Excerpted data:

****************

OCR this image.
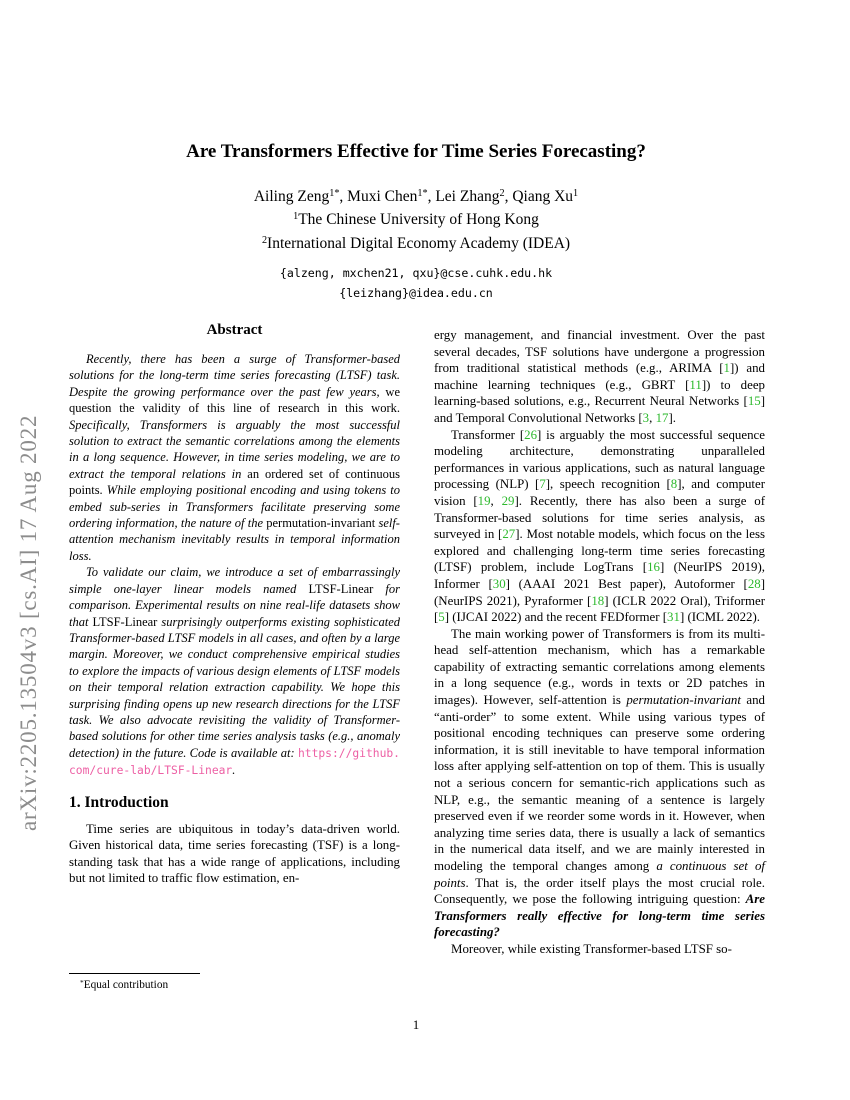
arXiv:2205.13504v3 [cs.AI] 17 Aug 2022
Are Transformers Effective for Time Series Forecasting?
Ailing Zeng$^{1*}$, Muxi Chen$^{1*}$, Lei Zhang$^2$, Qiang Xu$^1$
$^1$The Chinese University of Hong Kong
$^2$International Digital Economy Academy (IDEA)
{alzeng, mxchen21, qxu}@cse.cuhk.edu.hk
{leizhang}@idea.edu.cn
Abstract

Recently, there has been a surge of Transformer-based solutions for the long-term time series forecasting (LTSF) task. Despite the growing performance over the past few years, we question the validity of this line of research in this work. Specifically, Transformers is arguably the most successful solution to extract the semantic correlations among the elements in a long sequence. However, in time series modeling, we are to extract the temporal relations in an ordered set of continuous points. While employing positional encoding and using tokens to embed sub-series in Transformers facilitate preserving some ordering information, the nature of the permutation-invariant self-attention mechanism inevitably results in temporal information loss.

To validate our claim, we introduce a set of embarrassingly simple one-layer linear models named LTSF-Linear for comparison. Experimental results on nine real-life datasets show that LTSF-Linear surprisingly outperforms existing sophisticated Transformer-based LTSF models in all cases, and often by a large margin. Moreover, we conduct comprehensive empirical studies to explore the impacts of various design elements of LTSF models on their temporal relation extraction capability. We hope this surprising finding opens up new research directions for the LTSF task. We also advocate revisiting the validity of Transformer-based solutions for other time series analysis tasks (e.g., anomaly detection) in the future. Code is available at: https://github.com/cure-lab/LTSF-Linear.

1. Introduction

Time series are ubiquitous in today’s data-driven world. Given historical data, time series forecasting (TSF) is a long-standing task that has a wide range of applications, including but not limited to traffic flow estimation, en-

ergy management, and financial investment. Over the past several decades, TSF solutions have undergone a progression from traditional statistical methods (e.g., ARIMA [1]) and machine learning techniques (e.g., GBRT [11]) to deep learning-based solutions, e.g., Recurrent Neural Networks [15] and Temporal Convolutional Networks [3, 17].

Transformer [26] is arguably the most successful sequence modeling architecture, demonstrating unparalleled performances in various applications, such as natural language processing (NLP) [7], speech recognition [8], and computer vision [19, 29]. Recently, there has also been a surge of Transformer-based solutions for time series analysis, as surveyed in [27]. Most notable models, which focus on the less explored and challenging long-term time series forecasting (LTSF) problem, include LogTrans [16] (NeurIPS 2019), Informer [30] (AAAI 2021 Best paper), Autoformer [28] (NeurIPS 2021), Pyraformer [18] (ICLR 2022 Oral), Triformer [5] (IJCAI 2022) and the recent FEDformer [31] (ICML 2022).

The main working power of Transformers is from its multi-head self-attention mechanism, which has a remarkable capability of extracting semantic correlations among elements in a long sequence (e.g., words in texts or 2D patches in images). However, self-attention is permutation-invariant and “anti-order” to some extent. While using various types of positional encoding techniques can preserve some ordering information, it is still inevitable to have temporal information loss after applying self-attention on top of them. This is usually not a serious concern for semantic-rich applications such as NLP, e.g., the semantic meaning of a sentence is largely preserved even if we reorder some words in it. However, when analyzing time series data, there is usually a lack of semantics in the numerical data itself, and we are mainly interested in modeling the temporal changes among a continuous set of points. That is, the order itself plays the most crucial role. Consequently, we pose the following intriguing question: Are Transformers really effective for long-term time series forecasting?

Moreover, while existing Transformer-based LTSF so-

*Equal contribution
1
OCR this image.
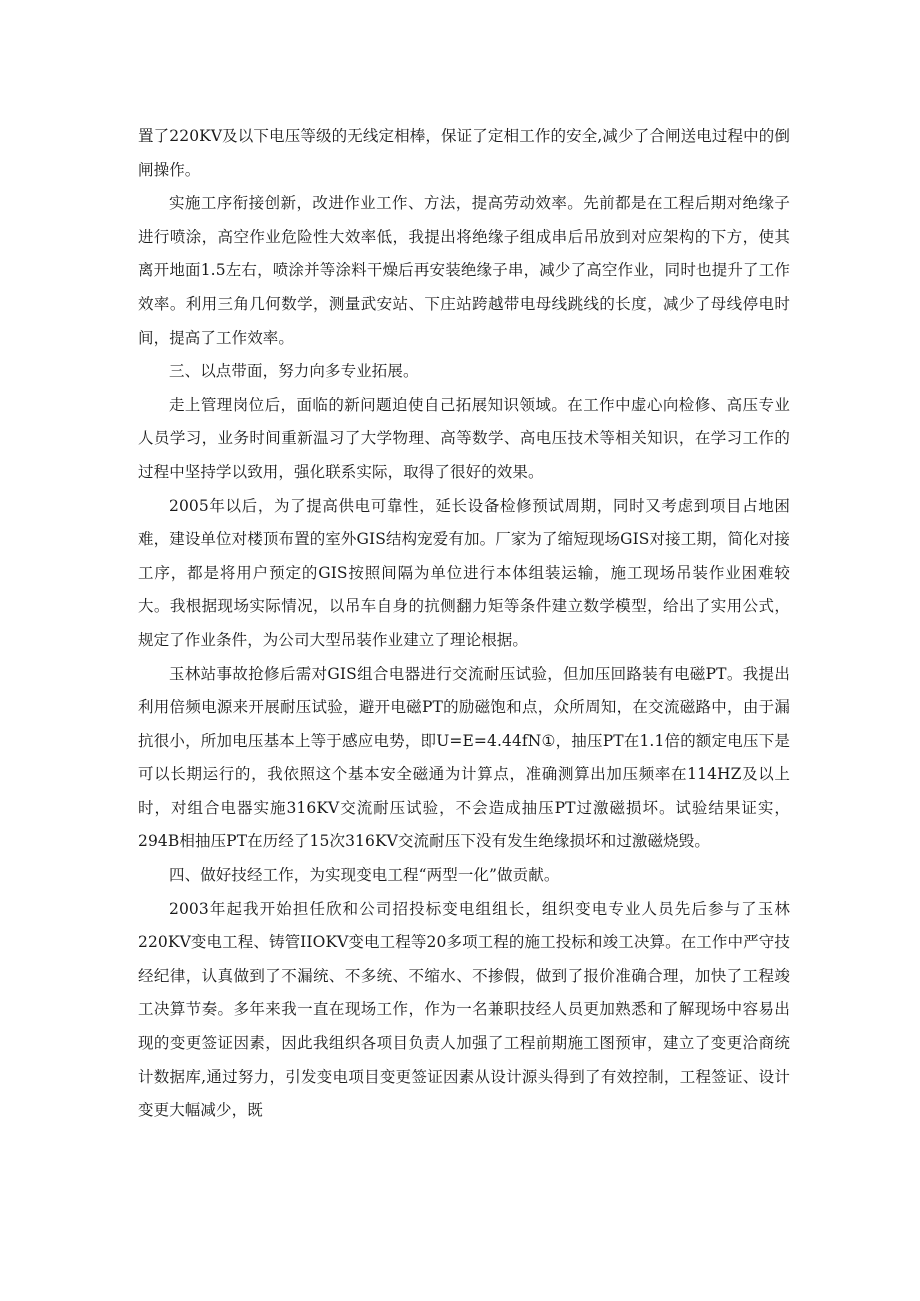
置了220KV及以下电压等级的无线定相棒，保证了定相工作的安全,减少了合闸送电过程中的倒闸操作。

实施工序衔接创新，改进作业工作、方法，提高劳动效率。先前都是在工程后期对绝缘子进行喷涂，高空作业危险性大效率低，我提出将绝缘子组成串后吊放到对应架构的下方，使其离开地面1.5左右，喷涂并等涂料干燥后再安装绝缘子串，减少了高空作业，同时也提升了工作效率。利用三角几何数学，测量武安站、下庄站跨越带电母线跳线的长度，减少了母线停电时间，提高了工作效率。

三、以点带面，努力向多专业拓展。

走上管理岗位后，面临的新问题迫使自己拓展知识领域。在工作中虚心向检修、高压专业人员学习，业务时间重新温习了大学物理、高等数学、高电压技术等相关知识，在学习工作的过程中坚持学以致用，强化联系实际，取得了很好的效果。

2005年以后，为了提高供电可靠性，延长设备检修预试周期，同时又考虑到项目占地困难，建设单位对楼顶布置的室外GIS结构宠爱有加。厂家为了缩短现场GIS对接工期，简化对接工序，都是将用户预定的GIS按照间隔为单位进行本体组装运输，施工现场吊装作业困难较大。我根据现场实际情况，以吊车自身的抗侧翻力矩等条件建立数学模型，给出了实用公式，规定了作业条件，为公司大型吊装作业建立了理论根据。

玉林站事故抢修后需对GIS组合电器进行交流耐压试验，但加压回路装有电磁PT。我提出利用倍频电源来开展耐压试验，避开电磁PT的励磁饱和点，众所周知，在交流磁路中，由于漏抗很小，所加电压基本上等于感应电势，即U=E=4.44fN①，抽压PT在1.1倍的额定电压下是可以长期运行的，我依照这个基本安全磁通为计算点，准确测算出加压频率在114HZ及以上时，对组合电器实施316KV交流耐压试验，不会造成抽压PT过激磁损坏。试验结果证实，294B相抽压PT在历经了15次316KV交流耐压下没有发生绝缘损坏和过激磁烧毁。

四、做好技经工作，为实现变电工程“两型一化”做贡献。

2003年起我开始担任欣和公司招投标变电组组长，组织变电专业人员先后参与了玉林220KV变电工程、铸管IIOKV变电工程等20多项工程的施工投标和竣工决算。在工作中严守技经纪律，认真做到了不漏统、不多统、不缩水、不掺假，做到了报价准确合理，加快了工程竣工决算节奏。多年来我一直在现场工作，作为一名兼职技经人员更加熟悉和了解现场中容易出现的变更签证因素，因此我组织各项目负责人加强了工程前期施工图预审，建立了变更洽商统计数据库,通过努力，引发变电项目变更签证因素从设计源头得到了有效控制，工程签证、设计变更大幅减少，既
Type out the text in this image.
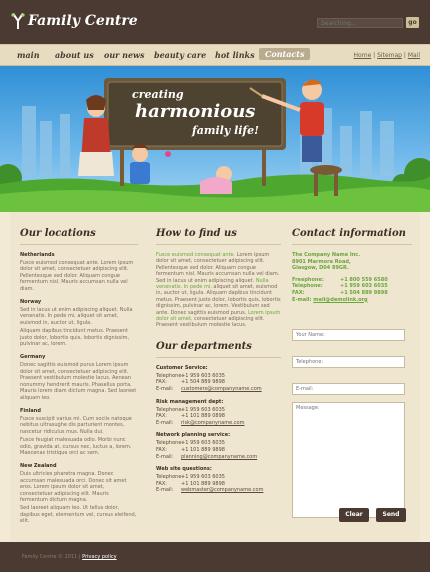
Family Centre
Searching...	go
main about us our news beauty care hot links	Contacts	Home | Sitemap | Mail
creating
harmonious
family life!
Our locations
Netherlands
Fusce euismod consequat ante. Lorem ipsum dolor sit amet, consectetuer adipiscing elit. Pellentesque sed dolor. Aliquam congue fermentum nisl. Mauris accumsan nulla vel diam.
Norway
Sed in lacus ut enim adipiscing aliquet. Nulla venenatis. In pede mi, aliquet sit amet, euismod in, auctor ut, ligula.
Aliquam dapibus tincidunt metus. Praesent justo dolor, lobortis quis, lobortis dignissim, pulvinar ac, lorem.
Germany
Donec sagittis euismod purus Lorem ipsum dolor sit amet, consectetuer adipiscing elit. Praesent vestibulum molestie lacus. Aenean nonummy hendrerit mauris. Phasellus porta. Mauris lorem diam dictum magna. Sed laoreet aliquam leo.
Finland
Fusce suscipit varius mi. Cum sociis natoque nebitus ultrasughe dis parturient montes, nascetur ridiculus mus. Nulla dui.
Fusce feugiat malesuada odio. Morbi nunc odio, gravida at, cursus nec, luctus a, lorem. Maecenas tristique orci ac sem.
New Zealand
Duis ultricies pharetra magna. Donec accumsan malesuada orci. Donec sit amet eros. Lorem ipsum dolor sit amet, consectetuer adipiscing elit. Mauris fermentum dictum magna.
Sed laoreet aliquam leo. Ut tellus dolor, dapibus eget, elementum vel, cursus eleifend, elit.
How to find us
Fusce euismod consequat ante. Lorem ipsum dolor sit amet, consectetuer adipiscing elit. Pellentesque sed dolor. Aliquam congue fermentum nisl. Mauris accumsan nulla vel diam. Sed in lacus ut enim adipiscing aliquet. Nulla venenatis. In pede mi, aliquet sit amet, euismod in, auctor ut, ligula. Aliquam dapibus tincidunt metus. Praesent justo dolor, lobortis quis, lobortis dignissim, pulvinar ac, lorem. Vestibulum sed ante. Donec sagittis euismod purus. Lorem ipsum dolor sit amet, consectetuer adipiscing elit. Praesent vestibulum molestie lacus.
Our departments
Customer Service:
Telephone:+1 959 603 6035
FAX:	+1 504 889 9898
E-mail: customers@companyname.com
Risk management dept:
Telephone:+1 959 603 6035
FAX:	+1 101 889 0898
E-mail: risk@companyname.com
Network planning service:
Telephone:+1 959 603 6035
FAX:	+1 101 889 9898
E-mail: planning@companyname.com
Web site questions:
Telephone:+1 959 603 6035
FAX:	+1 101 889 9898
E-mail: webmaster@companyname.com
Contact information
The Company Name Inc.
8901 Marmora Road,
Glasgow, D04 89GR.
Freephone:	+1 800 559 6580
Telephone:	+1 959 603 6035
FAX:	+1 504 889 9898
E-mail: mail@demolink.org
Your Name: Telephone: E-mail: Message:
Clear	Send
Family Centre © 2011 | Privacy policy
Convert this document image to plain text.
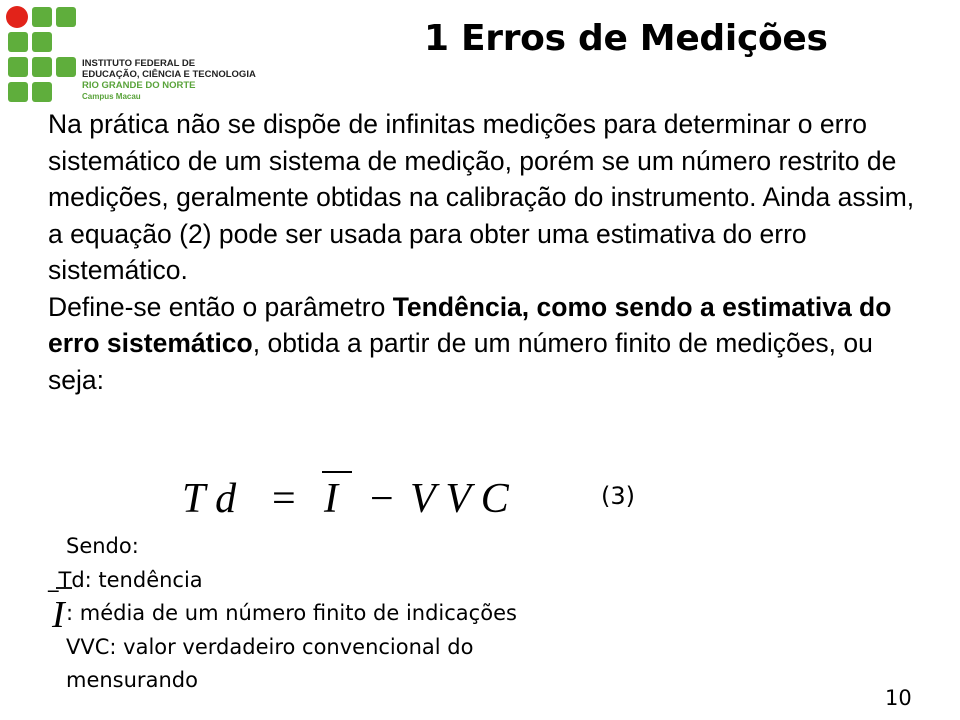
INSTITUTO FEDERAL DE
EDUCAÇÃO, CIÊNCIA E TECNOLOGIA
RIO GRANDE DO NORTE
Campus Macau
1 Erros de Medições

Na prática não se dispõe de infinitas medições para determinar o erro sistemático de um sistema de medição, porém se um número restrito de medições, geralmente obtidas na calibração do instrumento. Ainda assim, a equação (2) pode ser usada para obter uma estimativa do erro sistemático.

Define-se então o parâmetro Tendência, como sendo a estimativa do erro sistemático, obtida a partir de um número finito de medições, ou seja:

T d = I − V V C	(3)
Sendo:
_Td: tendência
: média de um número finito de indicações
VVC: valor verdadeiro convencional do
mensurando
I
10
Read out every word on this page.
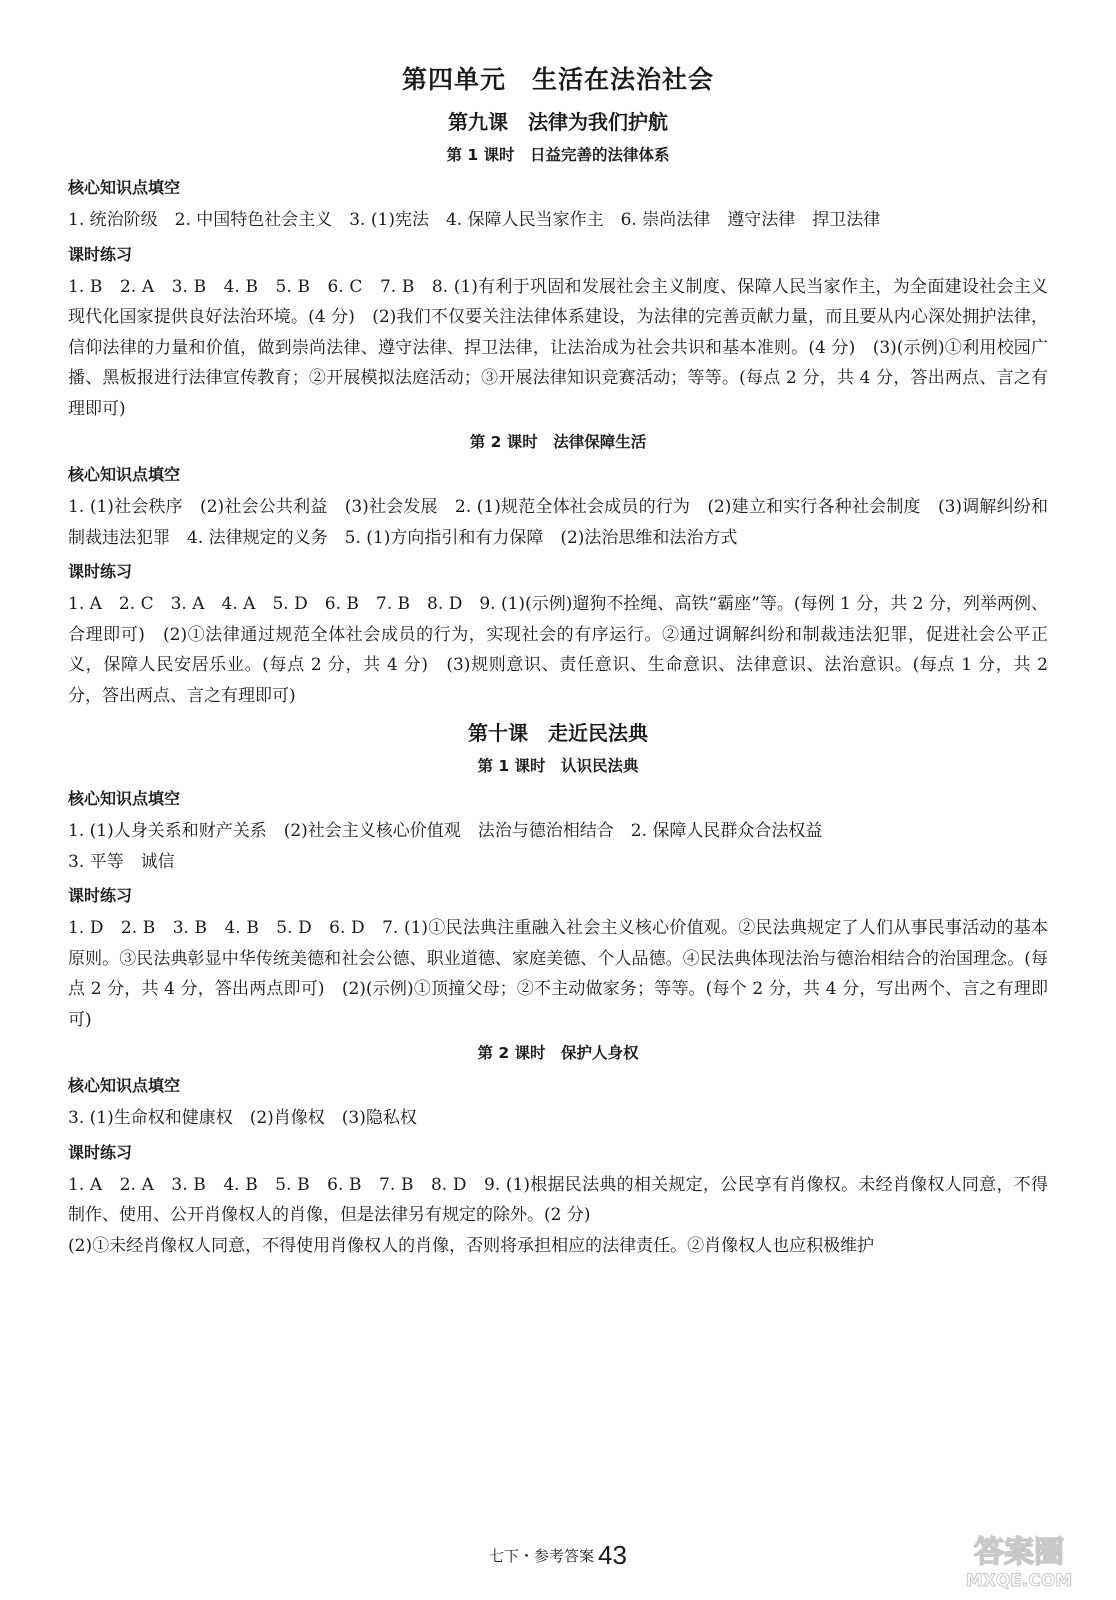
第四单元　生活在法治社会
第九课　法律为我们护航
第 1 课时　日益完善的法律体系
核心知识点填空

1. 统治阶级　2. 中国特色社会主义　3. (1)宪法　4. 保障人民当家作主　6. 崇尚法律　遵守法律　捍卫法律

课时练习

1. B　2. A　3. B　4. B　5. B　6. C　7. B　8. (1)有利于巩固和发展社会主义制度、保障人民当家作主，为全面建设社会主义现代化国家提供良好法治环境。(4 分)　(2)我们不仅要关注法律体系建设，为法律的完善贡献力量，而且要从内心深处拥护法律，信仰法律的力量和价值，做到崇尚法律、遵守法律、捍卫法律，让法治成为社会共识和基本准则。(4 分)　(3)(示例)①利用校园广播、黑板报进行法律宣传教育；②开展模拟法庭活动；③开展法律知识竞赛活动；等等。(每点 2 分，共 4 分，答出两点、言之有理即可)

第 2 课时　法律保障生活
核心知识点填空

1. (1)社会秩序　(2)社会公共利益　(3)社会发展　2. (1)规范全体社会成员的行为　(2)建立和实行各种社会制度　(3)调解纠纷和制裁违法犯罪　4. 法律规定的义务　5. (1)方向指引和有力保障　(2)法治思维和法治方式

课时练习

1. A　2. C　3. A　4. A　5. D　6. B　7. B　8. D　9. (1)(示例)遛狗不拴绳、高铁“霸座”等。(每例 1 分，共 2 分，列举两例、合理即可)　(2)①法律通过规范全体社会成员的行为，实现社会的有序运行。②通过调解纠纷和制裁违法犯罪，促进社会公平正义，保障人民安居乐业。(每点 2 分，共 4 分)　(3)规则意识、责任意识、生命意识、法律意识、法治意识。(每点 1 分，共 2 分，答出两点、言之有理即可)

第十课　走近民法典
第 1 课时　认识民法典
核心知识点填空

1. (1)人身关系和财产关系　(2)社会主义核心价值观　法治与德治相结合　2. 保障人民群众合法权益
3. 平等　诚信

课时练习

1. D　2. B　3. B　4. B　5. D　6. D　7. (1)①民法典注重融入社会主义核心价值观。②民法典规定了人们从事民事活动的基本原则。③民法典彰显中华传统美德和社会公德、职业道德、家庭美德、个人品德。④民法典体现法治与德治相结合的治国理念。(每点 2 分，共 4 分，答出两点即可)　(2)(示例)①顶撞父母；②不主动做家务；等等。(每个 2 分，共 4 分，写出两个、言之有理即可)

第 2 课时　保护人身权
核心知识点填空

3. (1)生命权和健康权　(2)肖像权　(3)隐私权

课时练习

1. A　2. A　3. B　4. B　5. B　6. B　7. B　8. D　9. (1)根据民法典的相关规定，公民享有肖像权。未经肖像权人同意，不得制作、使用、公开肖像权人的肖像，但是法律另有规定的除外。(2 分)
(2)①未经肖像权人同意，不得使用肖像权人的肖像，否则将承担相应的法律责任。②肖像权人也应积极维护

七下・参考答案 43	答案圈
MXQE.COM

****************

Required task: Show every line of the records above that contains the word "magna".

The response:
Donec sagittis euismod purus Lorem ipsum dolor sit amet, consectetuer adipiscing elit. Praesent vestibulum molestie lacus. Aenean nonummy hendrerit mauris. Phasellus porta. Mauris lorem diam dictum magna. Sed laoreet aliquam leo.
Duis ultricies pharetra magna. Donec accumsan malesuada orci. Donec sit amet eros. Lorem ipsum dolor sit amet, consectetuer adipiscing elit. Mauris fermentum dictum magna.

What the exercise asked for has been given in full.